PROBLEM TO SOLVE: Leaving out the pictures, please retype each record exactly.

◆ ◆ ◆

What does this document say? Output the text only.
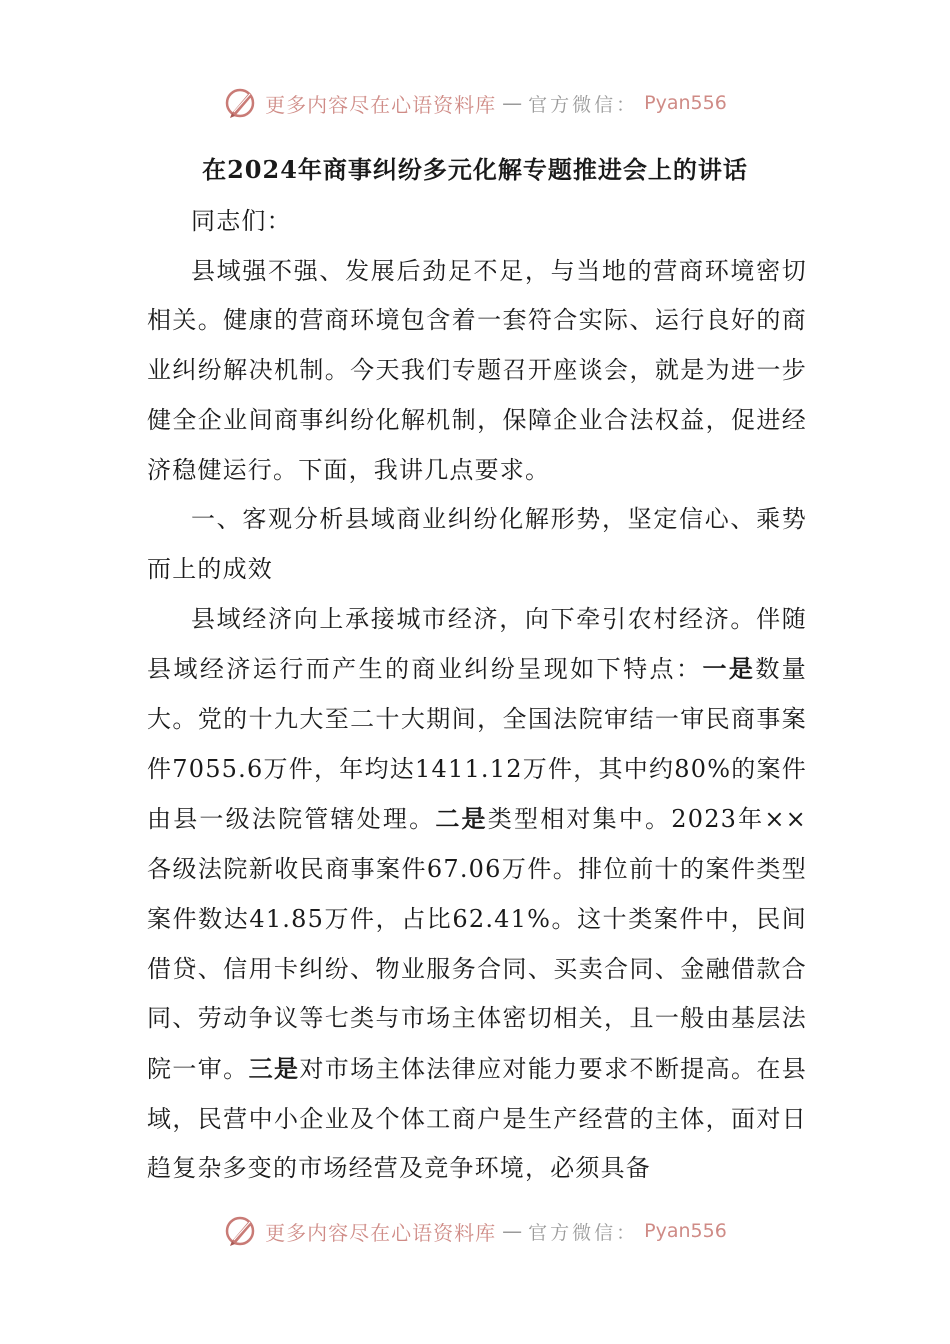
更多内容尽在心语资料库 — 官方微信： Pyan556
在2024年商事纠纷多元化解专题推进会上的讲话

同志们：

县域强不强、发展后劲足不足，与当地的营商环境密切相关。健康的营商环境包含着一套符合实际、运行良好的商业纠纷解决机制。今天我们专题召开座谈会，就是为进一步健全企业间商事纠纷化解机制，保障企业合法权益，促进经济稳健运行。下面，我讲几点要求。

一、客观分析县域商业纠纷化解形势，坚定信心、乘势而上的成效

县域经济向上承接城市经济，向下牵引农村经济。伴随县域经济运行而产生的商业纠纷呈现如下特点：一是数量大。党的十九大至二十大期间，全国法院审结一审民商事案件7055.6万件，年均达1411.12万件，其中约80%的案件由县一级法院管辖处理。二是类型相对集中。2023年××各级法院新收民商事案件67.06万件。排位前十的案件类型案件数达41.85万件，占比62.41%。这十类案件中，民间借贷、信用卡纠纷、物业服务合同、买卖合同、金融借款合同、劳动争议等七类与市场主体密切相关，且一般由基层法院一审。三是对市场主体法律应对能力要求不断提高。在县域，民营中小企业及个体工商户是生产经营的主体，面对日趋复杂多变的市场经营及竞争环境，必须具备

更多内容尽在心语资料库 — 官方微信： Pyan556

◆ ◆ ◆

CORRECT RESPONSE:
What does this document say? Output the text only.
更多内容尽在心语资料库 — 官方微信： Pyan556
在2024年商事纠纷多元化解专题推进会上的讲话

同志们：

县域强不强、发展后劲足不足，与当地的营商环境密切相关。健康的营商环境包含着一套符合实际、运行良好的商业纠纷解决机制。今天我们专题召开座谈会，就是为进一步健全企业间商事纠纷化解机制，保障企业合法权益，促进经济稳健运行。下面，我讲几点要求。

一、客观分析县域商业纠纷化解形势，坚定信心、乘势而上的成效

县域经济向上承接城市经济，向下牵引农村经济。伴随县域经济运行而产生的商业纠纷呈现如下特点：一是数量大。党的十九大至二十大期间，全国法院审结一审民商事案件7055.6万件，年均达1411.12万件，其中约80%的案件由县一级法院管辖处理。二是类型相对集中。2023年××各级法院新收民商事案件67.06万件。排位前十的案件类型案件数达41.85万件，占比62.41%。这十类案件中，民间借贷、信用卡纠纷、物业服务合同、买卖合同、金融借款合同、劳动争议等七类与市场主体密切相关，且一般由基层法院一审。三是对市场主体法律应对能力要求不断提高。在县域，民营中小企业及个体工商户是生产经营的主体，面对日趋复杂多变的市场经营及竞争环境，必须具备

更多内容尽在心语资料库 — 官方微信： Pyan556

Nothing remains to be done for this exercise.